▶ _Reading passage_
Private Schools: Growing Trend in the Developing World
Many see education as a path out of poverty, and it definitely can be. But for this idea to be true, real quality education must be administered for children to have any hope of crawling out of destitution. Quality education can sometimes be a rarity in the developing world, but a new trend is changing that.
That trend is private schools. Private schools are quickly rising in popularity in the developing world. In fact, private schools enroll more students in developing countries than they do in richer areas of the globe. About 20 to 25 percent of students in developing countries attend private schools. This number is most likely higher due to the number of unregistered schools. A study conducted in the Nigerian city of Lagos found that there were four times as many private schools as previously thought – around 18,000.
The Nairobi slum of Mathare has 120 private schools but only four public schools. That’s right, four public schools for 500,000 children. This rush of private schools across South Asia, the Middle East and Africa have been caused by the inability of governments in countries like Kenya and Nigeria to provide basic, decent education. Parents are increasingly looking for alternatives to shockingly low standards of quality seen in many public schools in developing countries.

[Data entries]
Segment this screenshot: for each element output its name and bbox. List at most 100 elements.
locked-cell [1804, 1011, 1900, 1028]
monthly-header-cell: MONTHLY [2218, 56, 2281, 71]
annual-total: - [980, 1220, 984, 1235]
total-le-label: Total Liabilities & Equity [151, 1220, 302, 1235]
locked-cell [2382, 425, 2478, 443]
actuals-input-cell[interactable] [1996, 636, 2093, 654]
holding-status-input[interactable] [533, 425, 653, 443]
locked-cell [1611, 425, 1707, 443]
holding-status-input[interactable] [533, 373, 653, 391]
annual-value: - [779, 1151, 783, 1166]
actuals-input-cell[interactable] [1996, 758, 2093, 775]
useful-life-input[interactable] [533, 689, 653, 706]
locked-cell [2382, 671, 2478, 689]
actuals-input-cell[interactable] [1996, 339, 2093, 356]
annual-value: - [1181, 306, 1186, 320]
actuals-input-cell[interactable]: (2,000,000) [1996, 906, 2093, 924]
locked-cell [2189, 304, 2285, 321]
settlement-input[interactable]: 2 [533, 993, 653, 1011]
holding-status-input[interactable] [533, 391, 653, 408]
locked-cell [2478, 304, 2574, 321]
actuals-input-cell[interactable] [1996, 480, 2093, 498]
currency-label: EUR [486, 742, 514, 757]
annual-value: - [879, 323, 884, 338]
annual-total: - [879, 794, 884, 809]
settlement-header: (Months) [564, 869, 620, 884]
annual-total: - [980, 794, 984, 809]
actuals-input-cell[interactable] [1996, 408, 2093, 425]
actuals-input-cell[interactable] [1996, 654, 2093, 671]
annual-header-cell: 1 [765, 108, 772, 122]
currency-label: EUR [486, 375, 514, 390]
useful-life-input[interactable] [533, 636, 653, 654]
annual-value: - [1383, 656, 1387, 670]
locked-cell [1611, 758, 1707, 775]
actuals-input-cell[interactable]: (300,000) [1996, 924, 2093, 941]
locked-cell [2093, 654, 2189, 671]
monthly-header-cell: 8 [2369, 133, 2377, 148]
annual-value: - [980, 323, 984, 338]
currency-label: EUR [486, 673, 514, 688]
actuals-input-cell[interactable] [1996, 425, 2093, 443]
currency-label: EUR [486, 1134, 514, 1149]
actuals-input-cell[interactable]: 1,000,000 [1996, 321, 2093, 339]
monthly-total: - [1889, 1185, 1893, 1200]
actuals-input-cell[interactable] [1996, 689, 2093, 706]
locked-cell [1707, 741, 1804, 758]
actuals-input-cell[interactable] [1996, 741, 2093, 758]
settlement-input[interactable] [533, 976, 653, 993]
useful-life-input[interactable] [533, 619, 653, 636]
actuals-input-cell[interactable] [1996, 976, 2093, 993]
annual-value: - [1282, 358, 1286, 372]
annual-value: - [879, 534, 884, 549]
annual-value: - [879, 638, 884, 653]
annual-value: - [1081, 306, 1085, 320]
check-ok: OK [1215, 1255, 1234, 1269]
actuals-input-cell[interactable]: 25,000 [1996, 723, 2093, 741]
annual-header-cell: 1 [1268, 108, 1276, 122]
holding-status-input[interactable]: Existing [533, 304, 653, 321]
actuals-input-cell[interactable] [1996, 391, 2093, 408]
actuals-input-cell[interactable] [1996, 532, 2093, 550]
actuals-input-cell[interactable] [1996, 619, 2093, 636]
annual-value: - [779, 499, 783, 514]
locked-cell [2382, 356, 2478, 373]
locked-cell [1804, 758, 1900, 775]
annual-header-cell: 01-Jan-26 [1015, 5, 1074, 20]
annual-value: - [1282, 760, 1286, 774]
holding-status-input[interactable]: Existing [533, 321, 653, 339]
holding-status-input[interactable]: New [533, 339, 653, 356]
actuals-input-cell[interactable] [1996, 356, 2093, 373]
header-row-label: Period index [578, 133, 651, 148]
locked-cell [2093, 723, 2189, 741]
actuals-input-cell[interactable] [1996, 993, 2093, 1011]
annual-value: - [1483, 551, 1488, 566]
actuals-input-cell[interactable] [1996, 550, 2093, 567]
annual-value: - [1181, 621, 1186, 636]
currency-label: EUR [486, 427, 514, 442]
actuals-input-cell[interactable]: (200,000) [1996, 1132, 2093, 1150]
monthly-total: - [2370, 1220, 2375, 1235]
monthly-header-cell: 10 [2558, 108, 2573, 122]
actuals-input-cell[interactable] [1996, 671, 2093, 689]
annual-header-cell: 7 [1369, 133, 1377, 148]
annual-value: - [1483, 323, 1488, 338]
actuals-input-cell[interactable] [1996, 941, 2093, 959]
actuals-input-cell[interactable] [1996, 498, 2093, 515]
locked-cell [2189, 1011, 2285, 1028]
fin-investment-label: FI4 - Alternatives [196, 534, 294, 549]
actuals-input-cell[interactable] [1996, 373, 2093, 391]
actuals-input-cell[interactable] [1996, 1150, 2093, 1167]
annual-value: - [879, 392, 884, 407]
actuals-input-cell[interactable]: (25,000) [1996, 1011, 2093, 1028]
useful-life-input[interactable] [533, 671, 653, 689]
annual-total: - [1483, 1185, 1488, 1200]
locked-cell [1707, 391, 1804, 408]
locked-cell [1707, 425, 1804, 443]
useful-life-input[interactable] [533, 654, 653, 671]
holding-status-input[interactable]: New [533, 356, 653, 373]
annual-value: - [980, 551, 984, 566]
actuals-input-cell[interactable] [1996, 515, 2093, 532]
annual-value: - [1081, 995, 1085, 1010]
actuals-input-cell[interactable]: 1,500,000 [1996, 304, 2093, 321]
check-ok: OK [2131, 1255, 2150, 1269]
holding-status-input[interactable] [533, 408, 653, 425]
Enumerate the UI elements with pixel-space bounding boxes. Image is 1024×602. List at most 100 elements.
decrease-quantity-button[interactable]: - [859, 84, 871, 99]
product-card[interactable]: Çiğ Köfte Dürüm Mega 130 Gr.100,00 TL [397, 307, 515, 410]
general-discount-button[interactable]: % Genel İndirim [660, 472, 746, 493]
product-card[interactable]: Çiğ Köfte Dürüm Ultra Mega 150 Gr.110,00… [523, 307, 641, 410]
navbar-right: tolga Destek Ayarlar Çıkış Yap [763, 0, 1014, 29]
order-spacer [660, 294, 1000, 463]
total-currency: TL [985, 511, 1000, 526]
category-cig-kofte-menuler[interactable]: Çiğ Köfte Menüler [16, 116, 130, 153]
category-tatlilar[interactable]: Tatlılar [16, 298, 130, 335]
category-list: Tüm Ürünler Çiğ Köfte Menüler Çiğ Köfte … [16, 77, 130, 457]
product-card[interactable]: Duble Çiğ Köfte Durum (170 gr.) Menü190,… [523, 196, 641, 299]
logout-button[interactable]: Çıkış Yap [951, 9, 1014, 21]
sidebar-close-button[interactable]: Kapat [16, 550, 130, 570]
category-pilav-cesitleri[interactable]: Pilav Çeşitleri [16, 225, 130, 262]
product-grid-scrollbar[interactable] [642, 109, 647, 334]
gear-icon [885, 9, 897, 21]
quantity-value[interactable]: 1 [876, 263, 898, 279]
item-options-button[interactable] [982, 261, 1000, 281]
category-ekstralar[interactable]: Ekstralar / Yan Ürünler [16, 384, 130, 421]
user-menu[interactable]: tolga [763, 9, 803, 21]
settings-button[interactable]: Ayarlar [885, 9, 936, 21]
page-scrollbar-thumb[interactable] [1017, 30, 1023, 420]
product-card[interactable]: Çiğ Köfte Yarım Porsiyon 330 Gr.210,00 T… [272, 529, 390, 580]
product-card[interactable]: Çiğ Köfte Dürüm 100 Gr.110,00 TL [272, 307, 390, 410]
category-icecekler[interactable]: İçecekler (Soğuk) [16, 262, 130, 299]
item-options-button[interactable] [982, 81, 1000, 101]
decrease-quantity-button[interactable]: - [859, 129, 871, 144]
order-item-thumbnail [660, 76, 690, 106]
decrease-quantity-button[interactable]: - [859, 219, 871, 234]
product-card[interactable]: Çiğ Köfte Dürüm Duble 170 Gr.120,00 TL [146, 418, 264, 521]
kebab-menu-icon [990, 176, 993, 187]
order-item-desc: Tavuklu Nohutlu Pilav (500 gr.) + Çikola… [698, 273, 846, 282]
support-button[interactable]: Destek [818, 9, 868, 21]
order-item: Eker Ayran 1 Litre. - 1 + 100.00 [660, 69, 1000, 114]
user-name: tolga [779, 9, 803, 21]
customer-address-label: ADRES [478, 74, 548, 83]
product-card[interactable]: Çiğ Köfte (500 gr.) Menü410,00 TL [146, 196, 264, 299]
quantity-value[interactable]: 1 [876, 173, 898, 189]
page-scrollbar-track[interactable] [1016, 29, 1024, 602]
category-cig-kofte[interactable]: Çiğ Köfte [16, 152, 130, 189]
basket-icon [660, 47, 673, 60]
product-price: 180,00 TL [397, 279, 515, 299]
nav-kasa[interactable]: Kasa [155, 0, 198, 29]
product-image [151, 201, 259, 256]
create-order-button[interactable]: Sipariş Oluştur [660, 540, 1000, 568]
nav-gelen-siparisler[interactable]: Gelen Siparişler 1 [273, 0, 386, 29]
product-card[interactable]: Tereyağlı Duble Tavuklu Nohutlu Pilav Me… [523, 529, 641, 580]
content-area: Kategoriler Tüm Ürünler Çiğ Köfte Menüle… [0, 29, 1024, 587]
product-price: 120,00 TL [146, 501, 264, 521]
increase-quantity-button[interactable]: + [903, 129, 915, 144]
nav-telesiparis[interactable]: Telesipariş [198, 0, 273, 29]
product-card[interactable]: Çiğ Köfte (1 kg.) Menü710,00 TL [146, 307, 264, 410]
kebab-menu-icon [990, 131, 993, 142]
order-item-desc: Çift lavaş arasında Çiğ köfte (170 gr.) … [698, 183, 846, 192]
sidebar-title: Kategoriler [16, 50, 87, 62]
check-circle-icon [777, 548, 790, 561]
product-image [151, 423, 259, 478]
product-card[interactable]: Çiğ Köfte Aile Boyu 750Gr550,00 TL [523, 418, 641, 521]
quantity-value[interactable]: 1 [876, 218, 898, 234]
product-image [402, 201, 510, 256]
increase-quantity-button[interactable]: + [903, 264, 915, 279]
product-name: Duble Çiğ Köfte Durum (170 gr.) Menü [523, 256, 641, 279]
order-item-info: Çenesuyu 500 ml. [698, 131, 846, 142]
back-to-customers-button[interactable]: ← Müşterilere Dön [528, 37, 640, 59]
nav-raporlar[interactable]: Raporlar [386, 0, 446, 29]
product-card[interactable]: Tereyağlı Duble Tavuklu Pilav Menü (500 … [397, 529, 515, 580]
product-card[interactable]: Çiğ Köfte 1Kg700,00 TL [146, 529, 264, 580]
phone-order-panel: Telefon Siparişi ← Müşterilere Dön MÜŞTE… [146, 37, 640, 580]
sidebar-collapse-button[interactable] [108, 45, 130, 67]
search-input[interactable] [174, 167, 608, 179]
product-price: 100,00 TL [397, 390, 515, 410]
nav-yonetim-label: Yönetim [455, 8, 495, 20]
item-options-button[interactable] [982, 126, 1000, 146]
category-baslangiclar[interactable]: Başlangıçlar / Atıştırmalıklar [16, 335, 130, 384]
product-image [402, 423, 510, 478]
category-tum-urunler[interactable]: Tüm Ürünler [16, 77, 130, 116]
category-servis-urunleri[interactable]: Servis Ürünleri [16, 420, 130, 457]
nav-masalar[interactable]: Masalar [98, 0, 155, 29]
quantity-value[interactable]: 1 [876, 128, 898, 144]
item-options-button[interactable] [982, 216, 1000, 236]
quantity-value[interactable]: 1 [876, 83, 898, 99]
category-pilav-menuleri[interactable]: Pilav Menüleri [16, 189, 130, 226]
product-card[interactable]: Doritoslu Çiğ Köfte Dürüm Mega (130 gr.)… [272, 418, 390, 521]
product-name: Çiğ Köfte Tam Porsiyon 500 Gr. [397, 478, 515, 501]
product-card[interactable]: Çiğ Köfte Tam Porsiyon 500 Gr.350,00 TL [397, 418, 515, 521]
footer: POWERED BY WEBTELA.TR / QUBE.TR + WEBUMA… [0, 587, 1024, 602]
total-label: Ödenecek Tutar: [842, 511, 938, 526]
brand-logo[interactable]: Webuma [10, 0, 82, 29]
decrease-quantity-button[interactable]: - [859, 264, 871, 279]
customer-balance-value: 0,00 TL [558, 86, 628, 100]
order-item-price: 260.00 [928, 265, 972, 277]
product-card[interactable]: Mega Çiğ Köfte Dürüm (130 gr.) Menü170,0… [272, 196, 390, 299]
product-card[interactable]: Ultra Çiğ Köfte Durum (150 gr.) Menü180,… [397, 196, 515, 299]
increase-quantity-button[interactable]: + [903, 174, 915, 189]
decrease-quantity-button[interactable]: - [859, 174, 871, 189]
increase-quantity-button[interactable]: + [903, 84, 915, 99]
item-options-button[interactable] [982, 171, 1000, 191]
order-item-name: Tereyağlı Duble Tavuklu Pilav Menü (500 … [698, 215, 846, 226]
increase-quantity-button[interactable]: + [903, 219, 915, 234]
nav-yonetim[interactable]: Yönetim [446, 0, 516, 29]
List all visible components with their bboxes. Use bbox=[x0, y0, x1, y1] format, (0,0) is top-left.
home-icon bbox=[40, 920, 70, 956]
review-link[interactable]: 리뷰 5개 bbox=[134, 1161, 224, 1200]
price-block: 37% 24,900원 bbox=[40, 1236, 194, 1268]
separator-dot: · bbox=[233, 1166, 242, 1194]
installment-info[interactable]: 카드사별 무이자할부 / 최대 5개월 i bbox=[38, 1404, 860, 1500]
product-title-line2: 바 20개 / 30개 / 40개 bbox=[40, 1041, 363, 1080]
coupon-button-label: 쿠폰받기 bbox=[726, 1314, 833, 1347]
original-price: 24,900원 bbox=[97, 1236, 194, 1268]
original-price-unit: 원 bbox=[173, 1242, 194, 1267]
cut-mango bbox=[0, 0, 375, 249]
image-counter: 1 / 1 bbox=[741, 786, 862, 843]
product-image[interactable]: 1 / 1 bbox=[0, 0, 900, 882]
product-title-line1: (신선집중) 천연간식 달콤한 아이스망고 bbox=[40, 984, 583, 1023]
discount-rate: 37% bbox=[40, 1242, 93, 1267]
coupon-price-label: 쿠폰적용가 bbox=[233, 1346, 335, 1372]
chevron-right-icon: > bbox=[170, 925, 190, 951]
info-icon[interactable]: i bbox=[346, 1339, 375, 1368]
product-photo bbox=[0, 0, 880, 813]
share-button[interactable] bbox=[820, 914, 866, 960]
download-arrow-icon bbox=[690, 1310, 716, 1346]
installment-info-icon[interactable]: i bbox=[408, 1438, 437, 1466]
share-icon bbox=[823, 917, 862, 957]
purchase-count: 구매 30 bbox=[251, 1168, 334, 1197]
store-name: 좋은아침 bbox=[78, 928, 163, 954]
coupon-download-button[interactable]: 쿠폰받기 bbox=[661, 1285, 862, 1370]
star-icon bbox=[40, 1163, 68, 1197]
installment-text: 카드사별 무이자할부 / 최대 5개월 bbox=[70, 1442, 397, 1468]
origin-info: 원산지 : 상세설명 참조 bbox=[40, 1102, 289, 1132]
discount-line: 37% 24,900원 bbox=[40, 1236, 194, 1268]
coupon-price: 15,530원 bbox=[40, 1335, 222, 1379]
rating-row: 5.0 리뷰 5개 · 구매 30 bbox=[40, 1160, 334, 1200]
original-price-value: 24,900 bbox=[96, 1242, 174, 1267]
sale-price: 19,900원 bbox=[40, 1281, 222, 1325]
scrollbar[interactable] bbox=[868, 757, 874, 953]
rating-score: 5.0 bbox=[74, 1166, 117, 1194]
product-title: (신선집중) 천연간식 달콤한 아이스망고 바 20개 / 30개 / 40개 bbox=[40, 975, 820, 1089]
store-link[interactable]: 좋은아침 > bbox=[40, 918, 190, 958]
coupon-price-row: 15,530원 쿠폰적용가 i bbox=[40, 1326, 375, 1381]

▶ _Prompt 1_
According to the passage on private schools, how many public schools does the Nairobi slum of Mathare have?
▶ _Prompt 2_
Reproduce the part of the passage on private schools starting with "Private Schools: Growing" and going on through "is changing that.".
This material plays no part in the work here.

▶ _Output 1_
Four.

▶ _Output 2_
Private Schools: Growing Trend in the Developing World
Many see education as a path out of poverty, and it definitely can be. But for this idea to be true, real quality education must be administered for children to have any hope of crawling out of destitution. Quality education can sometimes be a rarity in the developing world, but a new trend is changing that.